§ Your goal: Write the material out again in full, exactly.

* begin *

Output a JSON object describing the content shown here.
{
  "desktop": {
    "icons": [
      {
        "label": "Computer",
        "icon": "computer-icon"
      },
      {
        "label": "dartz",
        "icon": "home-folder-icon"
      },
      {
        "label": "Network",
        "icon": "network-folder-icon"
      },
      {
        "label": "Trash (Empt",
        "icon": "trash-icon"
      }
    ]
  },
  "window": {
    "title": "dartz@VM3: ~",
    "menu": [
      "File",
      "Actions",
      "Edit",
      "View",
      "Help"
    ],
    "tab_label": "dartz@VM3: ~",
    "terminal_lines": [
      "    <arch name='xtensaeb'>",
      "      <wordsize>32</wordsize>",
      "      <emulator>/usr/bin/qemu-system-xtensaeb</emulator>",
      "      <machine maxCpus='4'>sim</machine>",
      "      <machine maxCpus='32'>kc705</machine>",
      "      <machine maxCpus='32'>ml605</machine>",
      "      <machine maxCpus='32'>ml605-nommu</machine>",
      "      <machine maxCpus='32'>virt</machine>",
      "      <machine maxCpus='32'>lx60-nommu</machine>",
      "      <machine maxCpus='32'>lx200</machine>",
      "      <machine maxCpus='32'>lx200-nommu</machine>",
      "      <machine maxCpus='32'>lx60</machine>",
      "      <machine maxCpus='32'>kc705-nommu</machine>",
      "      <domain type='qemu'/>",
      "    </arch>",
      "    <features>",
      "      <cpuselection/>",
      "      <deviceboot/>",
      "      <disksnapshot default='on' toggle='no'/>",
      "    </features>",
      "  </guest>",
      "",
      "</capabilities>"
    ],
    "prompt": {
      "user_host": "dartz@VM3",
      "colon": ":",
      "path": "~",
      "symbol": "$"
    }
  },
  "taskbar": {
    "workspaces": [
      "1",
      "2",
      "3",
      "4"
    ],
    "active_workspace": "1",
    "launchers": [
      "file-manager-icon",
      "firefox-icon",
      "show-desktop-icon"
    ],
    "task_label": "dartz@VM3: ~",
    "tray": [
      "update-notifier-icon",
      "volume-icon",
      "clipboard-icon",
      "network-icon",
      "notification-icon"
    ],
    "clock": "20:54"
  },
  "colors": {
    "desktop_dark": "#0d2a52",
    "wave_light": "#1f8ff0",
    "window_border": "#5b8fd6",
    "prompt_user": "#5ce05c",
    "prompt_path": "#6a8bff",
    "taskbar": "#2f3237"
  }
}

* end *

§ Task solution:
Output a JSON object describing the content shown here.
{
  "desktop": {
    "icons": [
      {
        "label": "Computer",
        "icon": "computer-icon"
      },
      {
        "label": "dartz",
        "icon": "home-folder-icon"
      },
      {
        "label": "Network",
        "icon": "network-folder-icon"
      },
      {
        "label": "Trash (Empt",
        "icon": "trash-icon"
      }
    ]
  },
  "window": {
    "title": "dartz@VM3: ~",
    "menu": [
      "File",
      "Actions",
      "Edit",
      "View",
      "Help"
    ],
    "tab_label": "dartz@VM3: ~",
    "terminal_lines": [
      "    <arch name='xtensaeb'>",
      "      <wordsize>32</wordsize>",
      "      <emulator>/usr/bin/qemu-system-xtensaeb</emulator>",
      "      <machine maxCpus='4'>sim</machine>",
      "      <machine maxCpus='32'>kc705</machine>",
      "      <machine maxCpus='32'>ml605</machine>",
      "      <machine maxCpus='32'>ml605-nommu</machine>",
      "      <machine maxCpus='32'>virt</machine>",
      "      <machine maxCpus='32'>lx60-nommu</machine>",
      "      <machine maxCpus='32'>lx200</machine>",
      "      <machine maxCpus='32'>lx200-nommu</machine>",
      "      <machine maxCpus='32'>lx60</machine>",
      "      <machine maxCpus='32'>kc705-nommu</machine>",
      "      <domain type='qemu'/>",
      "    </arch>",
      "    <features>",
      "      <cpuselection/>",
      "      <deviceboot/>",
      "      <disksnapshot default='on' toggle='no'/>",
      "    </features>",
      "  </guest>",
      "",
      "</capabilities>"
    ],
    "prompt": {
      "user_host": "dartz@VM3",
      "colon": ":",
      "path": "~",
      "symbol": "$"
    }
  },
  "taskbar": {
    "workspaces": [
      "1",
      "2",
      "3",
      "4"
    ],
    "active_workspace": "1",
    "launchers": [
      "file-manager-icon",
      "firefox-icon",
      "show-desktop-icon"
    ],
    "task_label": "dartz@VM3: ~",
    "tray": [
      "update-notifier-icon",
      "volume-icon",
      "clipboard-icon",
      "network-icon",
      "notification-icon"
    ],
    "clock": "20:54"
  },
  "colors": {
    "desktop_dark": "#0d2a52",
    "wave_light": "#1f8ff0",
    "window_border": "#5b8fd6",
    "prompt_user": "#5ce05c",
    "prompt_path": "#6a8bff",
    "taskbar": "#2f3237"
  }
}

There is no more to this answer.